→ PROBLEM DESCRIPTION:
Every entry must be repeated exactly. Exclude all pictures.
%%
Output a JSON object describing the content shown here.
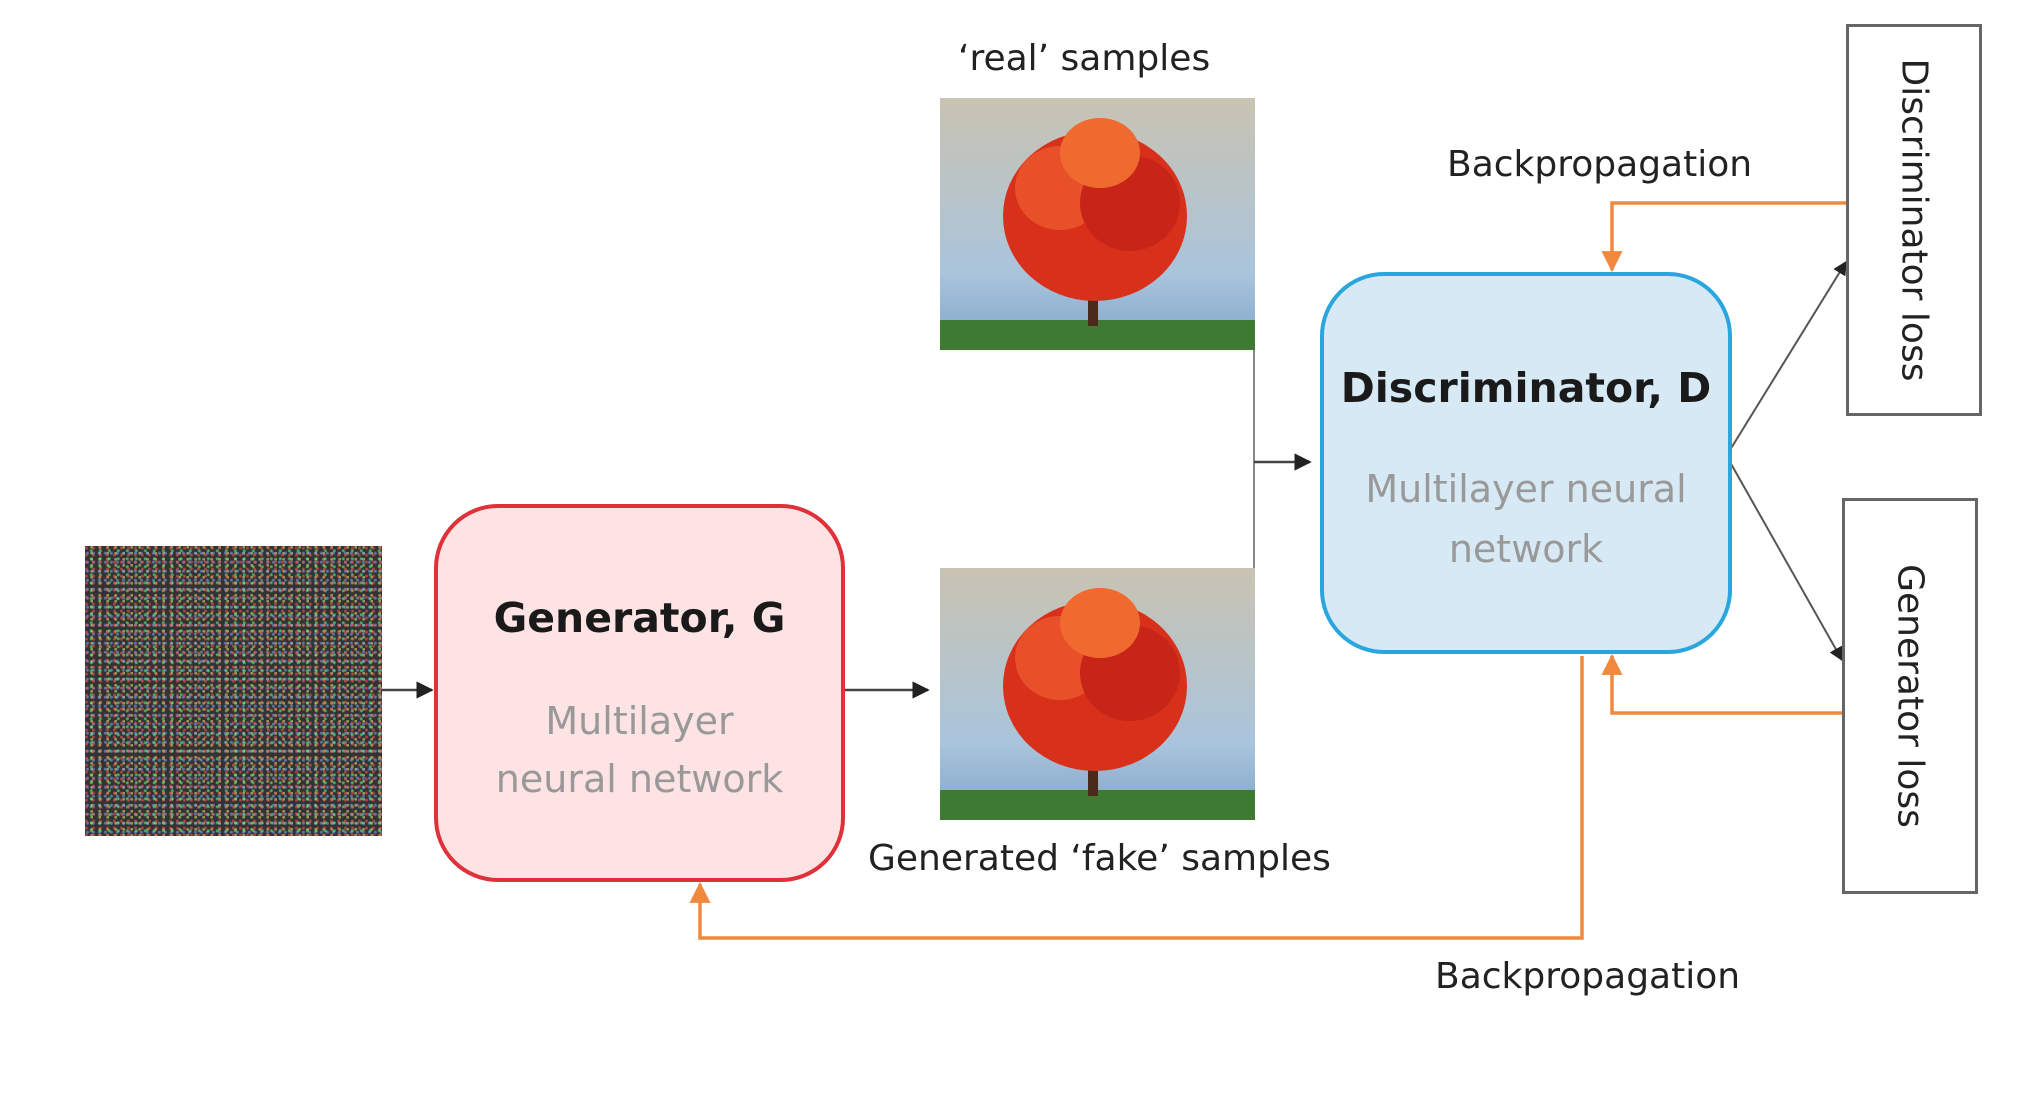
{
  "labels": {
    "real_samples": "‘real’ samples",
    "fake_samples": "Generated ‘fake’ samples",
    "backprop_top": "Backpropagation",
    "backprop_bottom": "Backpropagation"
  },
  "generator": {
    "title": "Generator, G",
    "line1": "Multilayer",
    "line2": "neural network"
  },
  "discriminator": {
    "title": "Discriminator, D",
    "line1": "Multilayer neural",
    "line2": "network"
  },
  "losses": {
    "discriminator": "Discriminator loss",
    "generator": "Generator loss"
  },
  "colors": {
    "generator_border": "#e0303a",
    "generator_fill": "#fde3e4",
    "discriminator_border": "#2aa6df",
    "discriminator_fill": "#d8e9f6",
    "backprop": "#f0883d",
    "arrow": "#444444"
  }
}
%%
→ EXERCISE RESULT:
Output a JSON object describing the content shown here.
{
  "labels": {
    "real_samples": "‘real’ samples",
    "fake_samples": "Generated ‘fake’ samples",
    "backprop_top": "Backpropagation",
    "backprop_bottom": "Backpropagation"
  },
  "generator": {
    "title": "Generator, G",
    "line1": "Multilayer",
    "line2": "neural network"
  },
  "discriminator": {
    "title": "Discriminator, D",
    "line1": "Multilayer neural",
    "line2": "network"
  },
  "losses": {
    "discriminator": "Discriminator loss",
    "generator": "Generator loss"
  },
  "colors": {
    "generator_border": "#e0303a",
    "generator_fill": "#fde3e4",
    "discriminator_border": "#2aa6df",
    "discriminator_fill": "#d8e9f6",
    "backprop": "#f0883d",
    "arrow": "#444444"
  }
}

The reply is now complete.